Find the lines holding "Duty" and copy them.
━━━━
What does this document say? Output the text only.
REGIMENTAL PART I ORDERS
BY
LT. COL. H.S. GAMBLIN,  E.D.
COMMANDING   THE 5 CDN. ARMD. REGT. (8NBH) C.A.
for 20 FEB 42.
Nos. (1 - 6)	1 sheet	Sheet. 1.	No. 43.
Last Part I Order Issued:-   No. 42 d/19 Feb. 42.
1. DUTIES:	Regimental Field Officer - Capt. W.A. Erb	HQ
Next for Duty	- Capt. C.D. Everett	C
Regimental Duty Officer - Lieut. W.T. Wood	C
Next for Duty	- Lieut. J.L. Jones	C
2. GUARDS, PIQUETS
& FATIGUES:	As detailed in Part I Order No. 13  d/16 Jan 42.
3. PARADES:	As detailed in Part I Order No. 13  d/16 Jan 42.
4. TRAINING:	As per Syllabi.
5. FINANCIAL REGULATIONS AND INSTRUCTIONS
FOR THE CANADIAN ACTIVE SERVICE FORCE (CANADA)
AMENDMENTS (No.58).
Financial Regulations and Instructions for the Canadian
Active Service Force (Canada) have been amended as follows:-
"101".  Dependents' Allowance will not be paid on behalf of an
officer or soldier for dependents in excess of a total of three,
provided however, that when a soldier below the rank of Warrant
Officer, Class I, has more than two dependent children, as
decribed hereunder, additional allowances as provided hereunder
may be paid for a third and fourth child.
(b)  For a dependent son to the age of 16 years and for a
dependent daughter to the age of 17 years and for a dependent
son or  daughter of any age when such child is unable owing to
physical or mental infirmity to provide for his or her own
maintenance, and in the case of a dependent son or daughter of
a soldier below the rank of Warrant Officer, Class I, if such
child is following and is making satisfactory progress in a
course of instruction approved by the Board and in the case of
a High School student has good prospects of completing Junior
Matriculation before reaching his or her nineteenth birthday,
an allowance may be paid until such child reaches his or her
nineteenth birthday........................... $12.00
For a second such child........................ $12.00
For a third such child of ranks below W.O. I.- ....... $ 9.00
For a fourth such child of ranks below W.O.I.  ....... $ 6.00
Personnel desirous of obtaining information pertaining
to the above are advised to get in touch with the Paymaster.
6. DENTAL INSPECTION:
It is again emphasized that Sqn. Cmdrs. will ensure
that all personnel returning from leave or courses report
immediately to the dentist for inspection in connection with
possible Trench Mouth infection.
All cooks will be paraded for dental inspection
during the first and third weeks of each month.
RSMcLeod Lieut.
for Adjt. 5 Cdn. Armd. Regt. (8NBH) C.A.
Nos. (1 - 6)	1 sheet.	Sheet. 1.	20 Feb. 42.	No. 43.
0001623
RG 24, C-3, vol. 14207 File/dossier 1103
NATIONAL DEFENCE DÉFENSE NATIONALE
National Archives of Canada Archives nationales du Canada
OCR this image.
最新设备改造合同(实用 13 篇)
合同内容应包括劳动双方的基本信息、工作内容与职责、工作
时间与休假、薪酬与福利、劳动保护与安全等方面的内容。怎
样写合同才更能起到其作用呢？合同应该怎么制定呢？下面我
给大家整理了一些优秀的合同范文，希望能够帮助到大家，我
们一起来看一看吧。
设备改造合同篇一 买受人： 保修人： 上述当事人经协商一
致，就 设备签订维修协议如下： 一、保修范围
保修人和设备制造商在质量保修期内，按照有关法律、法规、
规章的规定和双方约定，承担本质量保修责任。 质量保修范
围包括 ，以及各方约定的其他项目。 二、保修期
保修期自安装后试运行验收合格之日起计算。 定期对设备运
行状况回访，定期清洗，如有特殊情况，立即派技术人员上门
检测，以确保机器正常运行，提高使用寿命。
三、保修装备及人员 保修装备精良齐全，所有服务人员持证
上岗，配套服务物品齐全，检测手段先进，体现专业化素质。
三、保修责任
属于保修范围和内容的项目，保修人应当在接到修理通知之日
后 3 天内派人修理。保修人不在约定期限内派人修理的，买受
━━━━
EXERCISE ANSWER>
Next for Duty	- Capt. C.D. Everett	C
Regimental Duty Officer - Lieut. W.T. Wood	C
Next for Duty	- Lieut. J.L. Jones	C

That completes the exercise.